(Data entries for graphics)
• • • • • • •

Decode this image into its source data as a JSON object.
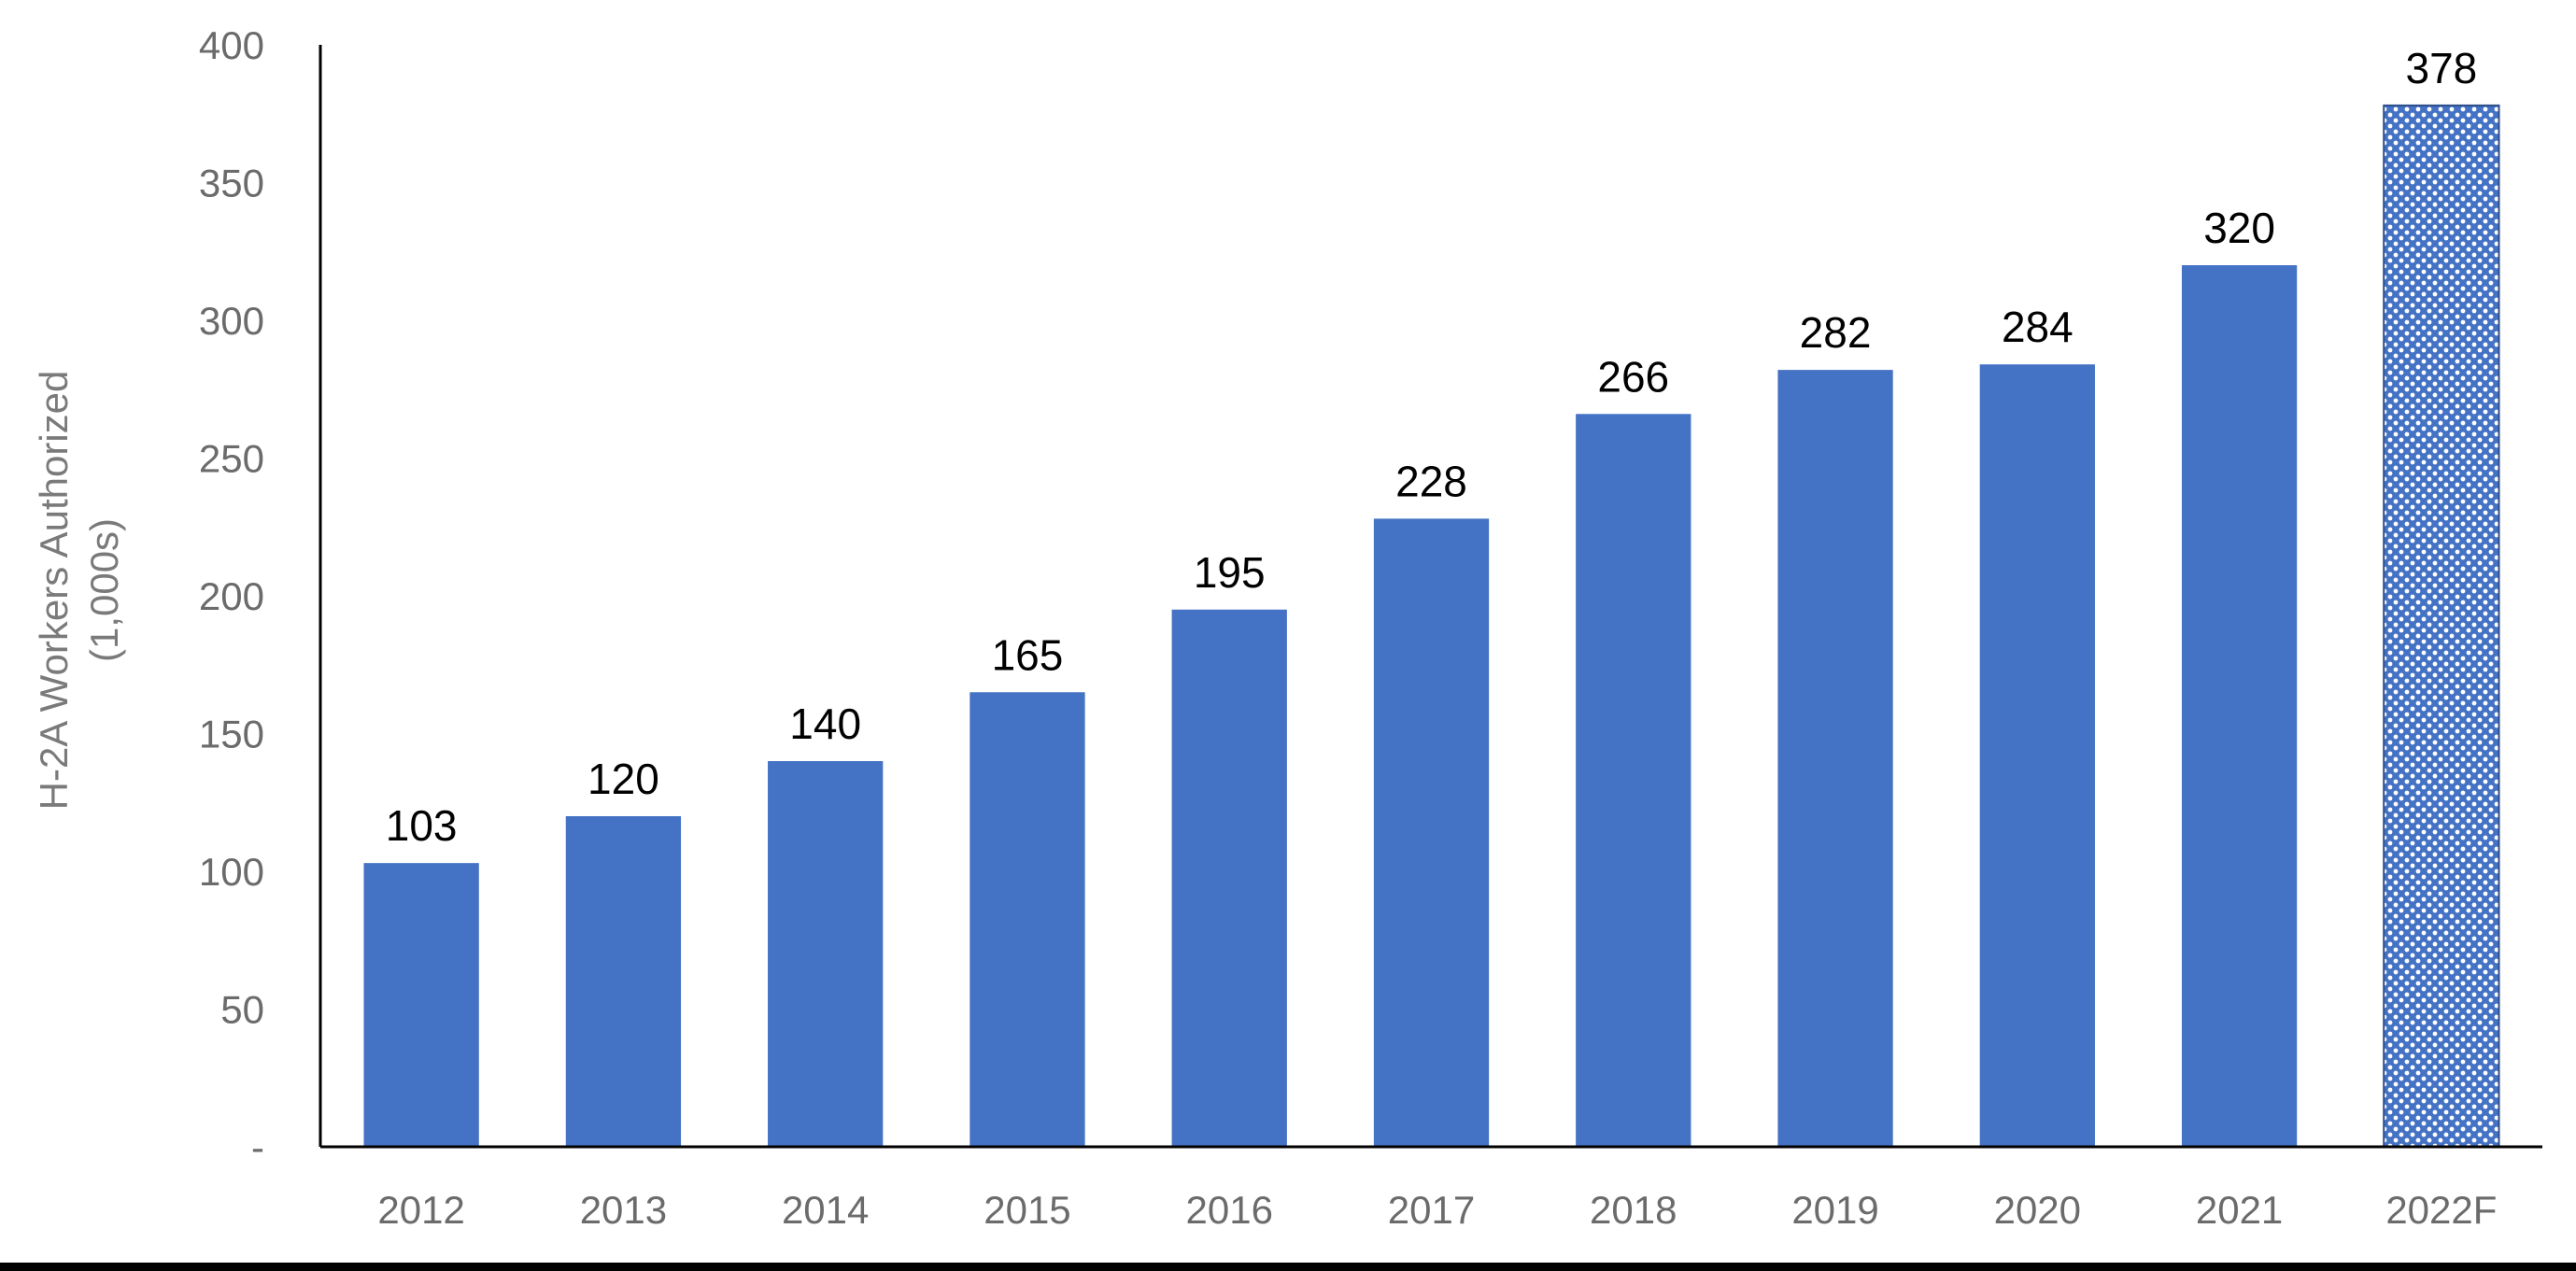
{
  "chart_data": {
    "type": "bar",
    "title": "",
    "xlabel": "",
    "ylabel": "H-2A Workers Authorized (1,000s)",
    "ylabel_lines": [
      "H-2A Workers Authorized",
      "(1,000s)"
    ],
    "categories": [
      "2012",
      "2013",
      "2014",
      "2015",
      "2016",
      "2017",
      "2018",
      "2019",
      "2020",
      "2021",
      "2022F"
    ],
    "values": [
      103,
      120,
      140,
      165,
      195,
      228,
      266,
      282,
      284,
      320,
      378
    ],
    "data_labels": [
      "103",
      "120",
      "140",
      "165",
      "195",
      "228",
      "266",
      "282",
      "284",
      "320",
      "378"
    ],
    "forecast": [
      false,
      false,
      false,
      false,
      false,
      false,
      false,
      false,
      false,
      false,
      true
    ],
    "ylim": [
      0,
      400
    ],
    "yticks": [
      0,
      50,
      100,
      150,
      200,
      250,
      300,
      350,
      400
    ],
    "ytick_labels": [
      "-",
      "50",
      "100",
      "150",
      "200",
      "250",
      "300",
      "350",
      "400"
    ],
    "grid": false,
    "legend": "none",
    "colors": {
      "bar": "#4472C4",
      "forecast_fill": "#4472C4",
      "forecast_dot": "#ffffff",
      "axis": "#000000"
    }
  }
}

• • • • • • •

> [CHALLENGE]
Skip the pictures and transcribe the rest of the records exactly.

> [CORRECT RESPONSE]
Decode this image into its source data as a JSON object.
{
  "chart_data": {
    "type": "bar",
    "title": "",
    "xlabel": "",
    "ylabel": "H-2A Workers Authorized (1,000s)",
    "ylabel_lines": [
      "H-2A Workers Authorized",
      "(1,000s)"
    ],
    "categories": [
      "2012",
      "2013",
      "2014",
      "2015",
      "2016",
      "2017",
      "2018",
      "2019",
      "2020",
      "2021",
      "2022F"
    ],
    "values": [
      103,
      120,
      140,
      165,
      195,
      228,
      266,
      282,
      284,
      320,
      378
    ],
    "data_labels": [
      "103",
      "120",
      "140",
      "165",
      "195",
      "228",
      "266",
      "282",
      "284",
      "320",
      "378"
    ],
    "forecast": [
      false,
      false,
      false,
      false,
      false,
      false,
      false,
      false,
      false,
      false,
      true
    ],
    "ylim": [
      0,
      400
    ],
    "yticks": [
      0,
      50,
      100,
      150,
      200,
      250,
      300,
      350,
      400
    ],
    "ytick_labels": [
      "-",
      "50",
      "100",
      "150",
      "200",
      "250",
      "300",
      "350",
      "400"
    ],
    "grid": false,
    "legend": "none",
    "colors": {
      "bar": "#4472C4",
      "forecast_fill": "#4472C4",
      "forecast_dot": "#ffffff",
      "axis": "#000000"
    }
  }
}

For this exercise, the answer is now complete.